• Aim: Gather the lines from the material that contain "will".

[Collected data]
════════

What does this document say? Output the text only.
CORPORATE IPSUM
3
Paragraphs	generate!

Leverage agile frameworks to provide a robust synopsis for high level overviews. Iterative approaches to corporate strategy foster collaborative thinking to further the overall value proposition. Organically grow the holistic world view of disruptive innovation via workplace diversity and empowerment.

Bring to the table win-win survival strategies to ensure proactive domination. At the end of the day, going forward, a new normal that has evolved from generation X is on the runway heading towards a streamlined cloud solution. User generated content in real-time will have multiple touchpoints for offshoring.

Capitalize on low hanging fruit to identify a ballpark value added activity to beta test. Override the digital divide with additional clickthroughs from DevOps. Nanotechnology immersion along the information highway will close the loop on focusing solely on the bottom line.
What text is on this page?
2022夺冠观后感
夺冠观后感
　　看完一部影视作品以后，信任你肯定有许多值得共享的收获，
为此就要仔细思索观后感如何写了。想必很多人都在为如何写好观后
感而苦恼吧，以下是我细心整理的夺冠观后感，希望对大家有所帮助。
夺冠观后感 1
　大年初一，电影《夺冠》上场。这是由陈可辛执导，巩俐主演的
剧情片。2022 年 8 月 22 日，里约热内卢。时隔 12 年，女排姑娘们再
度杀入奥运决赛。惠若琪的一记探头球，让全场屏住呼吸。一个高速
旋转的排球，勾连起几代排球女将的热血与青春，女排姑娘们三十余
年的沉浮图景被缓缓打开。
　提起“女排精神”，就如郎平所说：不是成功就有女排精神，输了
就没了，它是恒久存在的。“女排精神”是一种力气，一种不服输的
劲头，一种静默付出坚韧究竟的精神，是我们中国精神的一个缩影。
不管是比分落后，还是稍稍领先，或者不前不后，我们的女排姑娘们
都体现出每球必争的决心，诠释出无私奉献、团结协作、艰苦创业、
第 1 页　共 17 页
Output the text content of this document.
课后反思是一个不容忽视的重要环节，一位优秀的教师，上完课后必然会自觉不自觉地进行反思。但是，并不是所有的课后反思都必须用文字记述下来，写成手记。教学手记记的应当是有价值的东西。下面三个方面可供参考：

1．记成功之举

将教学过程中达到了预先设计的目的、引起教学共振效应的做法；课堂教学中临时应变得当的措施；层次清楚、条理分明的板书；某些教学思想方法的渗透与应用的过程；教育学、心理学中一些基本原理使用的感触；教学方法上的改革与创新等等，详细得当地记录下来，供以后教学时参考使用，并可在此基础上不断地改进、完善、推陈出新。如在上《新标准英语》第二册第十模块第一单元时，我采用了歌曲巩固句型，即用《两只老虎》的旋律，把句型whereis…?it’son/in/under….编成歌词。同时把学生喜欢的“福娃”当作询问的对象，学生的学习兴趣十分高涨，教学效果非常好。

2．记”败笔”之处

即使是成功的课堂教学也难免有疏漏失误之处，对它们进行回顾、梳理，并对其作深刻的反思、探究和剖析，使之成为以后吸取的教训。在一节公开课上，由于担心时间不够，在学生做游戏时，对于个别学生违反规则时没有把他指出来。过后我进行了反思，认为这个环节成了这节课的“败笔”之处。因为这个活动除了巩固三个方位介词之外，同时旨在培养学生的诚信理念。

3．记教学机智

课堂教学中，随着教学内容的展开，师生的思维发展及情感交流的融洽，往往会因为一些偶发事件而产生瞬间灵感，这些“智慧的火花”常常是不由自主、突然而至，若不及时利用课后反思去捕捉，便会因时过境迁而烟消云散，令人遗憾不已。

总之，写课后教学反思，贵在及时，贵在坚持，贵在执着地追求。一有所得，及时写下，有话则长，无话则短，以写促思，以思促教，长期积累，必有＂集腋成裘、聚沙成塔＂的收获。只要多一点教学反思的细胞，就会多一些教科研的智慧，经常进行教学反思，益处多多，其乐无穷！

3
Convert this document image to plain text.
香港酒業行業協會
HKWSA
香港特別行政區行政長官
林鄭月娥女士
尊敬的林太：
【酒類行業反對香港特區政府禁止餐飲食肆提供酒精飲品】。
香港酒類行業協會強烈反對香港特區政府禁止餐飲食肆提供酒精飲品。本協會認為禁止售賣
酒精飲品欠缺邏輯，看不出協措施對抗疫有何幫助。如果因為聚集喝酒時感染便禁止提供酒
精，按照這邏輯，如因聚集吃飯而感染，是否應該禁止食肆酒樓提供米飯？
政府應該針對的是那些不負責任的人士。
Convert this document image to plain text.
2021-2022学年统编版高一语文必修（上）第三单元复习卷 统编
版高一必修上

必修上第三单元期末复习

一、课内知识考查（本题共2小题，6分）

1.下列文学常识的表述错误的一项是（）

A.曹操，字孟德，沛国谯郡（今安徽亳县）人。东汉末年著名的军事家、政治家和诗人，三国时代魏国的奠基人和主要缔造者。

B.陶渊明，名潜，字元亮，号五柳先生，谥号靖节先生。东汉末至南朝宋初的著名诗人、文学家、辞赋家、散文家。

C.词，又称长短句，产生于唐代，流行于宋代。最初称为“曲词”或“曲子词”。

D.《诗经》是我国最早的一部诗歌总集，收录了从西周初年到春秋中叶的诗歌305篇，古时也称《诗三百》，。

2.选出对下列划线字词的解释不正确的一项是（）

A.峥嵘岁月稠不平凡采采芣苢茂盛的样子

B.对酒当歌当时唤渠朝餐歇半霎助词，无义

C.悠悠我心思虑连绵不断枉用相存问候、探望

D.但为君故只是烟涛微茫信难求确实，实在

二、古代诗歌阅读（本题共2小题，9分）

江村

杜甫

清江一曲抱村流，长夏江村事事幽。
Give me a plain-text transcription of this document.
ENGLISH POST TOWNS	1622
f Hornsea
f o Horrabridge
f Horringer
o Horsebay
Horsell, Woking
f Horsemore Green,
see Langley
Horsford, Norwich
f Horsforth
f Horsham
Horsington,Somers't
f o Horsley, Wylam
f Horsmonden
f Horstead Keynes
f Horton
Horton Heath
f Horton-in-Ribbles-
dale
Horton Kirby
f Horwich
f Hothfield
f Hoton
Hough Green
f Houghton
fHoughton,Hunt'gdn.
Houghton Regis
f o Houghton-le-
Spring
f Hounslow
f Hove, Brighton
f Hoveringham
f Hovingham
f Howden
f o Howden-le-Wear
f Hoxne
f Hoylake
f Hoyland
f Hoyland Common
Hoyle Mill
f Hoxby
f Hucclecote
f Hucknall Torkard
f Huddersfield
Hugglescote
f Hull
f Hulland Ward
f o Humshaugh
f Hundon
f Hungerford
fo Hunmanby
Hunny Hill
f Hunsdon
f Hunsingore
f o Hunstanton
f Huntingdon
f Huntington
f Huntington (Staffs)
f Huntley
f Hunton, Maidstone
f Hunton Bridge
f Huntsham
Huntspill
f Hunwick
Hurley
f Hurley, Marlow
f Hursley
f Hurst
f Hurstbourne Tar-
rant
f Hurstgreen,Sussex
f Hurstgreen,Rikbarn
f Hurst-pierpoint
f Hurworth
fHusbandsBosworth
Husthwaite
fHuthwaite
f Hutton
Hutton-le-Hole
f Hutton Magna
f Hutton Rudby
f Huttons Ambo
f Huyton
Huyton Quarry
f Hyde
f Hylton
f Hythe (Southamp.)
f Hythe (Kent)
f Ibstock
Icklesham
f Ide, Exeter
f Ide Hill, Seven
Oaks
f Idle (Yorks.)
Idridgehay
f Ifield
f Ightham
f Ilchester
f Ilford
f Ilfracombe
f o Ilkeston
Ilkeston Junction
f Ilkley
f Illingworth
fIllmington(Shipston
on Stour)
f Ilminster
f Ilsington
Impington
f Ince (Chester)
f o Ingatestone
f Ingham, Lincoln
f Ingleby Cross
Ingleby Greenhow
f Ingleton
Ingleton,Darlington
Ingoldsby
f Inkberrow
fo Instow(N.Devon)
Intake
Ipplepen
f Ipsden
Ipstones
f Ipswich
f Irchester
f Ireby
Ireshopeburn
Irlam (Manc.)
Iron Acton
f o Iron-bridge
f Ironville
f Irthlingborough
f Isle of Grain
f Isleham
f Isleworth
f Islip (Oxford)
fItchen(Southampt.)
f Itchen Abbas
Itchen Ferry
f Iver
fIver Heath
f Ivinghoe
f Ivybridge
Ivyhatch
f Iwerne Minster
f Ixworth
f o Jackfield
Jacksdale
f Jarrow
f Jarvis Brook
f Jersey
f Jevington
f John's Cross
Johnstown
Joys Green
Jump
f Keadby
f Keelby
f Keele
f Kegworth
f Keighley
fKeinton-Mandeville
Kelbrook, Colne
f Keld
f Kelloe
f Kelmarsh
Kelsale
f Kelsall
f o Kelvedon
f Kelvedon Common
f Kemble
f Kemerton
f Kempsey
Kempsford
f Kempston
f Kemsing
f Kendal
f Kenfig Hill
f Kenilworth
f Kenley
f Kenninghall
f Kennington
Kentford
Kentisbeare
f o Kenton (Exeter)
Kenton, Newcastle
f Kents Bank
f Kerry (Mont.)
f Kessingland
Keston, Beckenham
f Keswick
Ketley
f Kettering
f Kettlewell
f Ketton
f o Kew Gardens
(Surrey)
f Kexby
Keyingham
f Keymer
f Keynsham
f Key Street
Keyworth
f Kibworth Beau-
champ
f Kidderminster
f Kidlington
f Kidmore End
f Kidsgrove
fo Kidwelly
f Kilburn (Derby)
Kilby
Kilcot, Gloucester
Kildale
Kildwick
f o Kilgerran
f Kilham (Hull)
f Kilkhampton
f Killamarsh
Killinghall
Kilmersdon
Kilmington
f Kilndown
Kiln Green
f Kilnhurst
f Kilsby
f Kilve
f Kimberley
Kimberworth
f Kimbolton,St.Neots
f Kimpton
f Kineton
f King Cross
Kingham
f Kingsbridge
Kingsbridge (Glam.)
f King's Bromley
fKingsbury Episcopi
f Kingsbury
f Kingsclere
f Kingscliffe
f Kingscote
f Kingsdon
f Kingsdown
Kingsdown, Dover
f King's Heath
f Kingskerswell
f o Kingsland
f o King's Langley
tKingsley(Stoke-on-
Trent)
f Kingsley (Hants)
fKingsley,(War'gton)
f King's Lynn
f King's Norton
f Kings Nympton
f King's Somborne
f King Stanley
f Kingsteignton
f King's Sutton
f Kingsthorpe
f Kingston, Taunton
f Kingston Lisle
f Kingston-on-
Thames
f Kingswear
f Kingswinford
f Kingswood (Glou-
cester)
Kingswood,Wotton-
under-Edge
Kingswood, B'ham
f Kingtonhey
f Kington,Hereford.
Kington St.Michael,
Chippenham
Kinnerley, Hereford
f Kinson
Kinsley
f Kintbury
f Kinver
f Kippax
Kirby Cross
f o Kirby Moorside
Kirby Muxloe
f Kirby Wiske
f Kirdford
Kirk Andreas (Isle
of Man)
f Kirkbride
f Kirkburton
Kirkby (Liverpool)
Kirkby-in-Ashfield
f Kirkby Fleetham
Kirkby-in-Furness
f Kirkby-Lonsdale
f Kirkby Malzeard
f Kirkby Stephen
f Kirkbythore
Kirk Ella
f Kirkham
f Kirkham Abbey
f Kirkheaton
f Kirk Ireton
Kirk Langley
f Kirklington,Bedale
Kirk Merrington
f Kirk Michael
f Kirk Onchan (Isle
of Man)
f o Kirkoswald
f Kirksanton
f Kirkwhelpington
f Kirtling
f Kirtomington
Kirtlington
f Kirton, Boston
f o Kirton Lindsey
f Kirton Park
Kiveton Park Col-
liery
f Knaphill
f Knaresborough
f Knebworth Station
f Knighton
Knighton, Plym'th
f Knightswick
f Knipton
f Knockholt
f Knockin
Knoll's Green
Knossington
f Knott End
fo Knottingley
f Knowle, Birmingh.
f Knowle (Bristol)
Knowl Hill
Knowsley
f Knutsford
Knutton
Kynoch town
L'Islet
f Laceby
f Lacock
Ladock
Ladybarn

════════

• Full output:
Bring to the table win-win survival strategies to ensure proactive domination. At the end of the day, going forward, a new normal that has evolved from generation X is on the runway heading towards a streamlined cloud solution. User generated content in real-time will have multiple touchpoints for offshoring.
Capitalize on low hanging fruit to identify a ballpark value added activity to beta test. Override the digital divide with additional clickthroughs from DevOps. Nanotechnology immersion along the information highway will close the loop on focusing solely on the bottom line.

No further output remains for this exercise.